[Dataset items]
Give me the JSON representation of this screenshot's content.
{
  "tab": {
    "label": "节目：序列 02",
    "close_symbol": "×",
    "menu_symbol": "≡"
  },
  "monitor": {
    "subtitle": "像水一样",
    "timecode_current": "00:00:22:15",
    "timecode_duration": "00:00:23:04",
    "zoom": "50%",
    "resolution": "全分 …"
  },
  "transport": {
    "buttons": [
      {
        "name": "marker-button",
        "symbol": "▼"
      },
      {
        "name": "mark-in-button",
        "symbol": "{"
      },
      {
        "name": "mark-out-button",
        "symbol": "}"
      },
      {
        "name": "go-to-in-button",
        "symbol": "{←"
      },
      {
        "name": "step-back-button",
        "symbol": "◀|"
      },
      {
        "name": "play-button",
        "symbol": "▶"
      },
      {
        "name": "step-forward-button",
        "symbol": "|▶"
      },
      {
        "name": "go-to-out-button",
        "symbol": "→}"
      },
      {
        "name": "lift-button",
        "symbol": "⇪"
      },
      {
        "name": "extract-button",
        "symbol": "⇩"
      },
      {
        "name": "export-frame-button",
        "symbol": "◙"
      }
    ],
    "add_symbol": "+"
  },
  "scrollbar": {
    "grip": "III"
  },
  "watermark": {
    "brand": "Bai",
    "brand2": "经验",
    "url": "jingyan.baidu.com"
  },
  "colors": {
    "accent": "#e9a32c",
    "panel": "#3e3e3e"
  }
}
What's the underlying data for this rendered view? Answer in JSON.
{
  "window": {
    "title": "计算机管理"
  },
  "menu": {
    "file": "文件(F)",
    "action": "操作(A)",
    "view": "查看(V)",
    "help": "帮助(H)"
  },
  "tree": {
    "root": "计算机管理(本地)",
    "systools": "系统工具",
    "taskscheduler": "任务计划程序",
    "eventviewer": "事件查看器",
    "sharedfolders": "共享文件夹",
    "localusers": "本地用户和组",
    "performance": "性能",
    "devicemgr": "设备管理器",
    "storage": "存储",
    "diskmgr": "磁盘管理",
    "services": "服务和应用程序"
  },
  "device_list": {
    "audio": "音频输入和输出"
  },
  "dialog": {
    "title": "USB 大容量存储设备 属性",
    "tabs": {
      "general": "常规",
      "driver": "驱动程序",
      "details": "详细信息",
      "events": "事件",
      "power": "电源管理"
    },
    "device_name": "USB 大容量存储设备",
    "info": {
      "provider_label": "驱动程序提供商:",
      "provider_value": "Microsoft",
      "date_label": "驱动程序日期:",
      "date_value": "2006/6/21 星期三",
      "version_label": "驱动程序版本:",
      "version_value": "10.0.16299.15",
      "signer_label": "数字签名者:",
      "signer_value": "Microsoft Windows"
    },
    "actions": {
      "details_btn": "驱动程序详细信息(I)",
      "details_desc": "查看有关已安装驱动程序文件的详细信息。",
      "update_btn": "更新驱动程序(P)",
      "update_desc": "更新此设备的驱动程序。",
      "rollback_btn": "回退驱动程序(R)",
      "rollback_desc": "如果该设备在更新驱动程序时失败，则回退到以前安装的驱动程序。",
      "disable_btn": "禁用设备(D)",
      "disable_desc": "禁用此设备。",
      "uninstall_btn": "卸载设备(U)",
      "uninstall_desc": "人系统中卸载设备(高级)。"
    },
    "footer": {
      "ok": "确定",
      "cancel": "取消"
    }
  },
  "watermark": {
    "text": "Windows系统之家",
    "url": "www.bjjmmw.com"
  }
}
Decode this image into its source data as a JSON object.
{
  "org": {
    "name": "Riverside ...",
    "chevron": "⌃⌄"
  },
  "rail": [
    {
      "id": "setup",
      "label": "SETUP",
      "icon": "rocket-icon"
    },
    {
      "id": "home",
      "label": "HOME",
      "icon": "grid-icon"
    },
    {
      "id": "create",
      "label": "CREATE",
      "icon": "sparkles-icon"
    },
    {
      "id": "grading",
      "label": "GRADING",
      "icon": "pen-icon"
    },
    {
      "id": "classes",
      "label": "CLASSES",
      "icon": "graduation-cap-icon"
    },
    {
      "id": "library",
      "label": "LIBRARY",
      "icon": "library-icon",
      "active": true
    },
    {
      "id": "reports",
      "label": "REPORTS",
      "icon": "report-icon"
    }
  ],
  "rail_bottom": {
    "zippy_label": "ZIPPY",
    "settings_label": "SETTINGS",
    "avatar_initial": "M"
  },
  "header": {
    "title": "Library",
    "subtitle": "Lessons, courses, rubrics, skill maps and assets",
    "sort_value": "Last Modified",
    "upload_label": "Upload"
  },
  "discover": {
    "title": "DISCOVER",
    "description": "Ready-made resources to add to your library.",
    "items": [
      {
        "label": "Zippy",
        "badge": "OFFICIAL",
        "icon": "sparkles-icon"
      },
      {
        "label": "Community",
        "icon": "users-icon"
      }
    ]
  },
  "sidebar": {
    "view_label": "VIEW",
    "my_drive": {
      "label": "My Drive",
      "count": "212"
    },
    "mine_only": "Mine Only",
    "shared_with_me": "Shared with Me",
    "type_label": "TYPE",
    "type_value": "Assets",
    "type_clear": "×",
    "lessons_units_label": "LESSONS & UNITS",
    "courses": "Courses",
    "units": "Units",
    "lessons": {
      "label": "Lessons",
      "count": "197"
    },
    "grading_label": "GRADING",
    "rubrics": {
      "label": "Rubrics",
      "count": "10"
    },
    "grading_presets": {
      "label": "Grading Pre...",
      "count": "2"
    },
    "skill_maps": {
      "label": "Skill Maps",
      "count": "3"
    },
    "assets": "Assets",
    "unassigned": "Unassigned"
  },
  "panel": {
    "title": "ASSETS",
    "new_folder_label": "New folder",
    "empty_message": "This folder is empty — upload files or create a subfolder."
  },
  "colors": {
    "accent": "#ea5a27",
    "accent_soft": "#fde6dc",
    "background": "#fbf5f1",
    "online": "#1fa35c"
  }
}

WHAT TO DO:
From the records above, extract every line exactly as it stands.

RESULT:
Give me the JSON representation of this screenshot's content.
{
  "tab": {
    "label": "节目：序列 02",
    "close_symbol": "×",
    "menu_symbol": "≡"
  },
  "monitor": {
    "subtitle": "像水一样",
    "timecode_current": "00:00:22:15",
    "timecode_duration": "00:00:23:04",
    "zoom": "50%",
    "resolution": "全分 …"
  },
  "transport": {
    "buttons": [
      {
        "name": "marker-button",
        "symbol": "▼"
      },
      {
        "name": "mark-in-button",
        "symbol": "{"
      },
      {
        "name": "mark-out-button",
        "symbol": "}"
      },
      {
        "name": "go-to-in-button",
        "symbol": "{←"
      },
      {
        "name": "step-back-button",
        "symbol": "◀|"
      },
      {
        "name": "play-button",
        "symbol": "▶"
      },
      {
        "name": "step-forward-button",
        "symbol": "|▶"
      },
      {
        "name": "go-to-out-button",
        "symbol": "→}"
      },
      {
        "name": "lift-button",
        "symbol": "⇪"
      },
      {
        "name": "extract-button",
        "symbol": "⇩"
      },
      {
        "name": "export-frame-button",
        "symbol": "◙"
      }
    ],
    "add_symbol": "+"
  },
  "scrollbar": {
    "grip": "III"
  },
  "watermark": {
    "brand": "Bai",
    "brand2": "经验",
    "url": "jingyan.baidu.com"
  },
  "colors": {
    "accent": "#e9a32c",
    "panel": "#3e3e3e"
  }
}
What's the underlying data for this rendered view? Answer in JSON.
{
  "window": {
    "title": "计算机管理"
  },
  "menu": {
    "file": "文件(F)",
    "action": "操作(A)",
    "view": "查看(V)",
    "help": "帮助(H)"
  },
  "tree": {
    "root": "计算机管理(本地)",
    "systools": "系统工具",
    "taskscheduler": "任务计划程序",
    "eventviewer": "事件查看器",
    "sharedfolders": "共享文件夹",
    "localusers": "本地用户和组",
    "performance": "性能",
    "devicemgr": "设备管理器",
    "storage": "存储",
    "diskmgr": "磁盘管理",
    "services": "服务和应用程序"
  },
  "device_list": {
    "audio": "音频输入和输出"
  },
  "dialog": {
    "title": "USB 大容量存储设备 属性",
    "tabs": {
      "general": "常规",
      "driver": "驱动程序",
      "details": "详细信息",
      "events": "事件",
      "power": "电源管理"
    },
    "device_name": "USB 大容量存储设备",
    "info": {
      "provider_label": "驱动程序提供商:",
      "provider_value": "Microsoft",
      "date_label": "驱动程序日期:",
      "date_value": "2006/6/21 星期三",
      "version_label": "驱动程序版本:",
      "version_value": "10.0.16299.15",
      "signer_label": "数字签名者:",
      "signer_value": "Microsoft Windows"
    },
    "actions": {
      "details_btn": "驱动程序详细信息(I)",
      "details_desc": "查看有关已安装驱动程序文件的详细信息。",
      "update_btn": "更新驱动程序(P)",
      "update_desc": "更新此设备的驱动程序。",
      "rollback_btn": "回退驱动程序(R)",
      "rollback_desc": "如果该设备在更新驱动程序时失败，则回退到以前安装的驱动程序。",
      "disable_btn": "禁用设备(D)",
      "disable_desc": "禁用此设备。",
      "uninstall_btn": "卸载设备(U)",
      "uninstall_desc": "人系统中卸载设备(高级)。"
    },
    "footer": {
      "ok": "确定",
      "cancel": "取消"
    }
  },
  "watermark": {
    "text": "Windows系统之家",
    "url": "www.bjjmmw.com"
  }
}
Decode this image into its source data as a JSON object.
{
  "org": {
    "name": "Riverside ...",
    "chevron": "⌃⌄"
  },
  "rail": [
    {
      "id": "setup",
      "label": "SETUP",
      "icon": "rocket-icon"
    },
    {
      "id": "home",
      "label": "HOME",
      "icon": "grid-icon"
    },
    {
      "id": "create",
      "label": "CREATE",
      "icon": "sparkles-icon"
    },
    {
      "id": "grading",
      "label": "GRADING",
      "icon": "pen-icon"
    },
    {
      "id": "classes",
      "label": "CLASSES",
      "icon": "graduation-cap-icon"
    },
    {
      "id": "library",
      "label": "LIBRARY",
      "icon": "library-icon",
      "active": true
    },
    {
      "id": "reports",
      "label": "REPORTS",
      "icon": "report-icon"
    }
  ],
  "rail_bottom": {
    "zippy_label": "ZIPPY",
    "settings_label": "SETTINGS",
    "avatar_initial": "M"
  },
  "header": {
    "title": "Library",
    "subtitle": "Lessons, courses, rubrics, skill maps and assets",
    "sort_value": "Last Modified",
    "upload_label": "Upload"
  },
  "discover": {
    "title": "DISCOVER",
    "description": "Ready-made resources to add to your library.",
    "items": [
      {
        "label": "Zippy",
        "badge": "OFFICIAL",
        "icon": "sparkles-icon"
      },
      {
        "label": "Community",
        "icon": "users-icon"
      }
    ]
  },
  "sidebar": {
    "view_label": "VIEW",
    "my_drive": {
      "label": "My Drive",
      "count": "212"
    },
    "mine_only": "Mine Only",
    "shared_with_me": "Shared with Me",
    "type_label": "TYPE",
    "type_value": "Assets",
    "type_clear": "×",
    "lessons_units_label": "LESSONS & UNITS",
    "courses": "Courses",
    "units": "Units",
    "lessons": {
      "label": "Lessons",
      "count": "197"
    },
    "grading_label": "GRADING",
    "rubrics": {
      "label": "Rubrics",
      "count": "10"
    },
    "grading_presets": {
      "label": "Grading Pre...",
      "count": "2"
    },
    "skill_maps": {
      "label": "Skill Maps",
      "count": "3"
    },
    "assets": "Assets",
    "unassigned": "Unassigned"
  },
  "panel": {
    "title": "ASSETS",
    "new_folder_label": "New folder",
    "empty_message": "This folder is empty — upload files or create a subfolder."
  },
  "colors": {
    "accent": "#ea5a27",
    "accent_soft": "#fde6dc",
    "background": "#fbf5f1",
    "online": "#1fa35c"
  }
}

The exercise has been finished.